(Collected data)
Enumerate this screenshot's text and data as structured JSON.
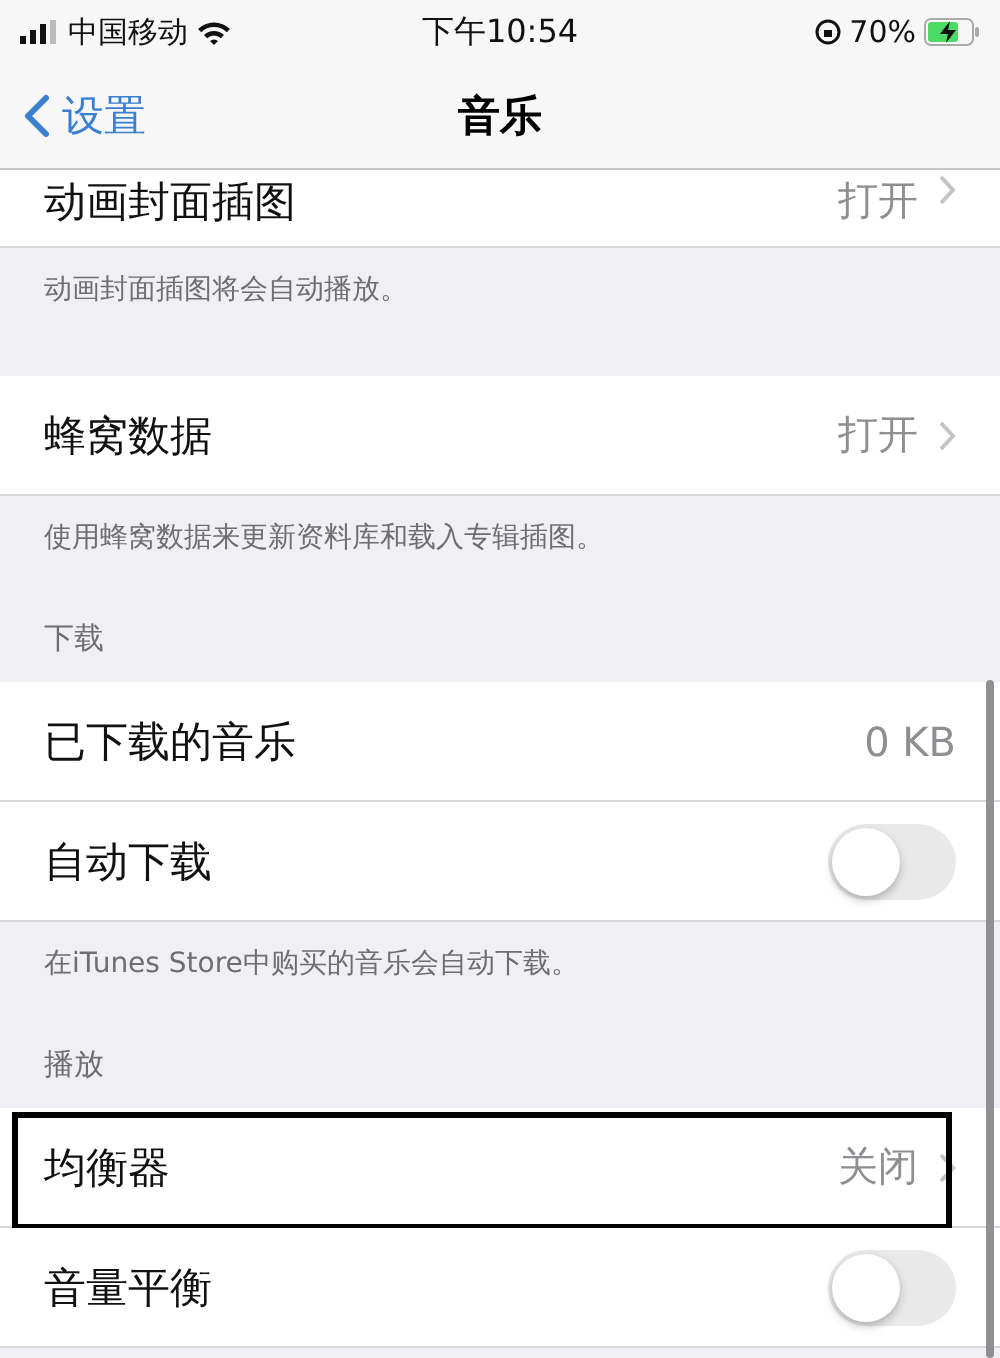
{
  "status_bar": {
    "carrier": "中国移动",
    "time": "下午10:54",
    "battery": "70%"
  },
  "nav": {
    "back": "设置",
    "title": "音乐"
  },
  "sections": [
    {
      "rows": [
        {
          "kind": "value",
          "label": "动画封面插图",
          "value": "打开",
          "highlighted": false
        }
      ],
      "footer": "动画封面插图将会自动播放。"
    },
    {
      "rows": [
        {
          "kind": "value",
          "label": "蜂窝数据",
          "value": "打开",
          "highlighted": false
        }
      ],
      "footer": "使用蜂窝数据来更新资料库和载入专辑插图。"
    },
    {
      "header": "下载",
      "rows": [
        {
          "kind": "text",
          "label": "已下载的音乐",
          "value": "0 KB",
          "highlighted": false
        },
        {
          "kind": "toggle",
          "label": "自动下载",
          "on": false,
          "highlighted": false
        }
      ],
      "footer": "在iTunes Store中购买的音乐会自动下载。"
    },
    {
      "header": "播放",
      "rows": [
        {
          "kind": "value",
          "label": "均衡器",
          "value": "关闭",
          "highlighted": true
        },
        {
          "kind": "toggle",
          "label": "音量平衡",
          "on": false,
          "highlighted": false
        }
      ]
    }
  ]
}
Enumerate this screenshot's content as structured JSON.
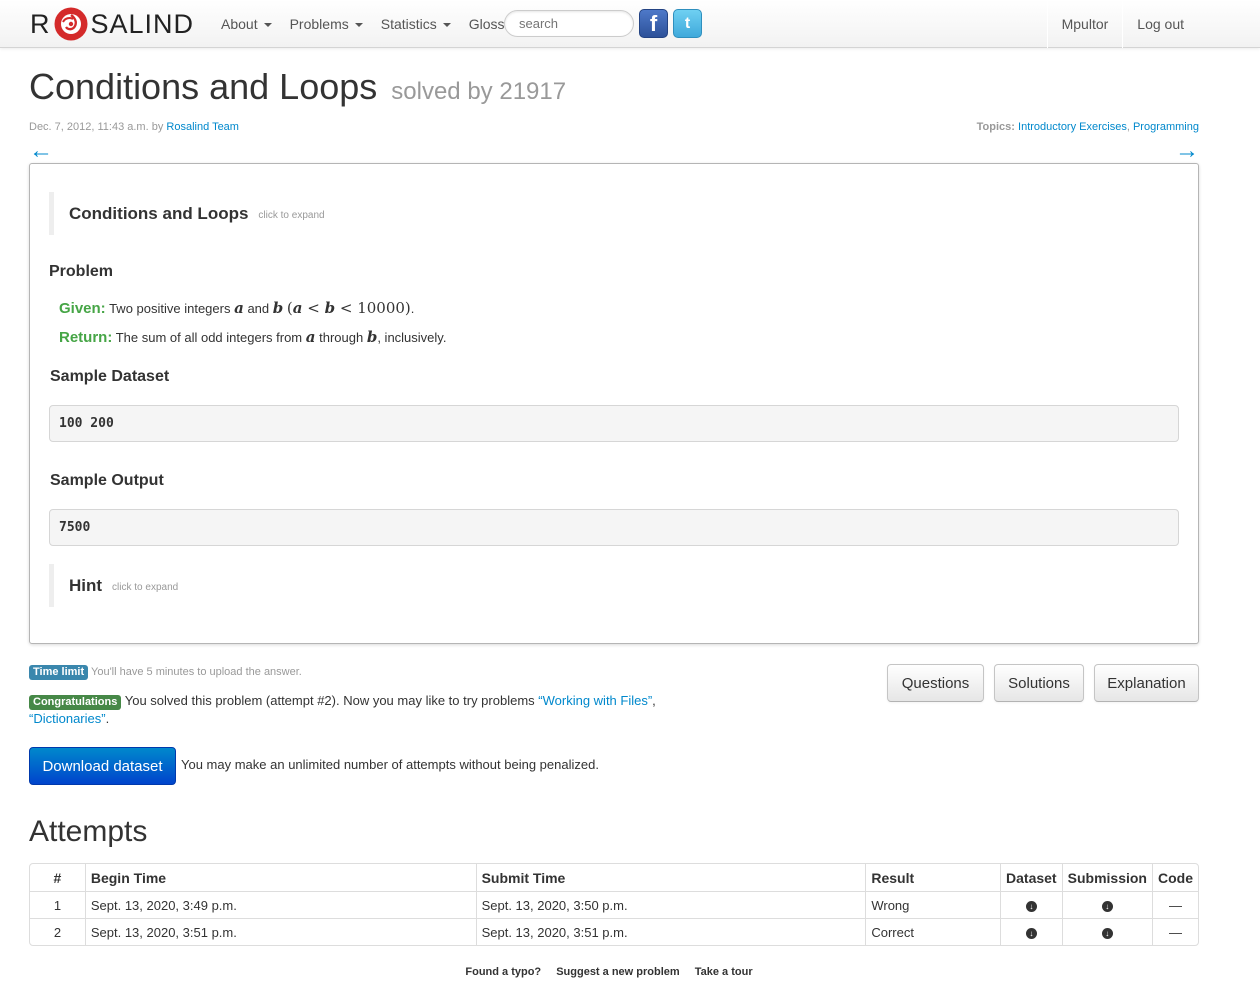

Set exercise:
Retype every entry verbatim and exclude the pictures from the copy.

Full solution:
Enumerate this screenshot's text and data as structured JSON.
{
  "status_bar": {
    "carrier": "中国移动",
    "time": "下午10:54",
    "battery": "70%"
  },
  "nav": {
    "back": "设置",
    "title": "音乐"
  },
  "sections": [
    {
      "rows": [
        {
          "kind": "value",
          "label": "动画封面插图",
          "value": "打开",
          "highlighted": false
        }
      ],
      "footer": "动画封面插图将会自动播放。"
    },
    {
      "rows": [
        {
          "kind": "value",
          "label": "蜂窝数据",
          "value": "打开",
          "highlighted": false
        }
      ],
      "footer": "使用蜂窝数据来更新资料库和载入专辑插图。"
    },
    {
      "header": "下载",
      "rows": [
        {
          "kind": "text",
          "label": "已下载的音乐",
          "value": "0 KB",
          "highlighted": false
        },
        {
          "kind": "toggle",
          "label": "自动下载",
          "on": false,
          "highlighted": false
        }
      ],
      "footer": "在iTunes Store中购买的音乐会自动下载。"
    },
    {
      "header": "播放",
      "rows": [
        {
          "kind": "value",
          "label": "均衡器",
          "value": "关闭",
          "highlighted": true
        },
        {
          "kind": "toggle",
          "label": "音量平衡",
          "on": false,
          "highlighted": false
        }
      ]
    }
  ]
}
Enumerate this screenshot's content as structured JSON.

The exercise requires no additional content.